§ **Text**
______

CGF membrane preparation

CGF was prepared from human venous blood obtained from the subjects in test group. All subjects enrolled in this study gave informed consent. Venous blood was collected in two sterile 9 ml tubes and was immediately centrifuged in a special centrifuge (Medifuge, Slifadent srl, Sofifia, Italy) for 13 min. Briefly, this centrifuge device used a program with the characteristics: 2700 rpm 2 min, 2400 rpm 4 min, 2700 rpm 4 min, and 3000 rpm 3 min. As shown in Additional file 1: Fig. S1, the CGF layer was squeezed to obtain CGF membrane using a matched machine.

Surgical procedure

As presented in Fig. 2, the surgical technique for PAOO performed in mandibular anterior teeth (33–43) included 5 steps: (1) A full thickness periosteal flap was raised. For esthetic purposes the papilla between every teeth should be preserved on the labial aspects. (2) Vertical grooves were made to extend from a point 2 to 3 mm above the crest of the bone to a point 2 mm beyond the apices of the roots. Horizontal corticotomy cuts were made joining these vertical cuts. (3) Bone graft (0.5 g, Bio-oss, Geistlich Biomaterials, Wolhusen, Switzerland) was implanted in the thin area of the cortical bone. (4) CGF (test group) or collagen barrier membranes (25 mm*25 mm, Bio-gide, Geistlich Biomaterials, Wolhusen, Switzerland; control group)were used to cover bone graft. (5) Flaps were sutured without tension. Sutures were removed after 1 to 2 weeks.

Fig. 2
figure 2

The process of PAOO. A The gingival contour of the patient. B Flap design. C, G Decortication. D, H Bone graft. E Covering CGF membrane. I Covering Bio-gide membrane. F, J Close the incision. yellow arrow: osseous dehiscence

Postoperative care

After surgery, the oral cavity was kept clean with 0.2% chlorhexidine and oral hygiene instructions were provided at each post-operative visit. Two weeks after the operation, the patient revisited the hospital, and the doctor checked whether there was wound dehiscence, implant infection, and gingival recession; after 3 months, the gingival conditions including gingival mucosa, gingival recession, swelling and pain were evaluated; after 6 months, the CBCT was acquired to evaluate the changes of GT and other clinical parameters by comparing them with the preoperative ones.

Data collection

Gingival thickness (GT)

The GT and its stability over 6 months was the primary outcome of the study. The GT was evaluated using CBCT. Briefly, the sagittal plane of CBCT slide perpendicular to the long axis of the tooth was selected and the long axis of the teeth was identified. The point was then chosen perpendicular to the long axis at the following level: 4 mm apical to the gingival margin. GT was measured from alveolar bone tissue to the outline of the gingival tissues.

Gingival margin height (GH), Buccal alveolar bone thickness (BT), and Buccal alveolar bone height (BH)

For each tooth, the GH, BT, and BH were measured at t0 and t1 perpendicular to the tooth's long axis. GH is measured as from gingival margin to cemento-enamel junction in CBCT images to determine supracrestal marginal tissue height. BT is measured as from the tooth surface to the bone-soft tissue interface (6 mm apical to the cementum-enamel junction). BH is measured as the distance from cementum-enamel junction to the most coronal alveolar crest level in CBCT images.

______

§ **Supplied data**
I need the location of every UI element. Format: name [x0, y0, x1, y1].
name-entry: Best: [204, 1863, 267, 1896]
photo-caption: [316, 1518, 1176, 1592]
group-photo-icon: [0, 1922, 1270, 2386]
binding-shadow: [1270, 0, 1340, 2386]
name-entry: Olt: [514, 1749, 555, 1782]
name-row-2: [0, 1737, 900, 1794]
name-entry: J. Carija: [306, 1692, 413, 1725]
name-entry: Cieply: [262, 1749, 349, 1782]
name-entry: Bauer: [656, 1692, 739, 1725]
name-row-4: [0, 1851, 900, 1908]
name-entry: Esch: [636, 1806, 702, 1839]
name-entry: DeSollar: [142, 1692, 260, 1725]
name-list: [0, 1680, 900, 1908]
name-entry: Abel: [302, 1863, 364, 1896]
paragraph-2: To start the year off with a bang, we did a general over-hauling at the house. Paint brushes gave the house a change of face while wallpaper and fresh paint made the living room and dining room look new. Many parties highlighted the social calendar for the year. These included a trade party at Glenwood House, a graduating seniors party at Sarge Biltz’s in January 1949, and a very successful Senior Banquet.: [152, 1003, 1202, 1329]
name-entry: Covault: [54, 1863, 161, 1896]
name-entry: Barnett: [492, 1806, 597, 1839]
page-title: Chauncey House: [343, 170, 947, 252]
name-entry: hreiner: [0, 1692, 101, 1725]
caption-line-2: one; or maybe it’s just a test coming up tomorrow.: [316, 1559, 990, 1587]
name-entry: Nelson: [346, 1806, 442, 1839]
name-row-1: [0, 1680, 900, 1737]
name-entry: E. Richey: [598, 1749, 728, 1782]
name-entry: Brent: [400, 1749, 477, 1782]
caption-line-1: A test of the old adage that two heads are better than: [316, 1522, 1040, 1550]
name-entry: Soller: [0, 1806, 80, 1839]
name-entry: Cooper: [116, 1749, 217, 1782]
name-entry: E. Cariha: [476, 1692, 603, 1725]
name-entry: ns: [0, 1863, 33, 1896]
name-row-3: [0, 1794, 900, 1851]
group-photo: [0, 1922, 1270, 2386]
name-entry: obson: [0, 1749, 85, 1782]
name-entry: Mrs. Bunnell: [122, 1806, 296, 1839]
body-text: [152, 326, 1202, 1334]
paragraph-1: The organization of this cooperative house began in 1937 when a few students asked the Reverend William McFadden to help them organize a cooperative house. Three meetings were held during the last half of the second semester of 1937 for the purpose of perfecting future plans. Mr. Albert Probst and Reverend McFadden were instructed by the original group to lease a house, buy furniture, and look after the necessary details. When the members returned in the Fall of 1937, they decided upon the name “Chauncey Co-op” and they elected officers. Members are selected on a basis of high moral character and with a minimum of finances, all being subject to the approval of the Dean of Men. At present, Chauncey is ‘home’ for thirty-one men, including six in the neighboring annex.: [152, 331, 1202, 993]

______

§ **Problems to solve**
- A) Return the passage of the PAOO methods text from "After surgery, the" up to and including "Gingival thickness (GT)".
- B) In the PAOO methods text, how far apical to the gingival margin was gingival thickness measured?
You won't need the data to do this work.

§ **Solutions for each task**
- A)
After surgery, the oral cavity was kept clean with 0.2% chlorhexidine and oral hygiene instructions were provided at each post-operative visit. Two weeks after the operation, the patient revisited the hospital, and the doctor checked whether there was wound dehiscence, implant infection, and gingival recession; after 3 months, the gingival conditions including gingival mucosa, gingival recession, swelling and pain were evaluated; after 6 months, the CBCT was acquired to evaluate the changes of GT and other clinical parameters by comparing them with the preoperative ones.

Data collection

Gingival thickness (GT)

- B) 4 mm apical to the gingival margin.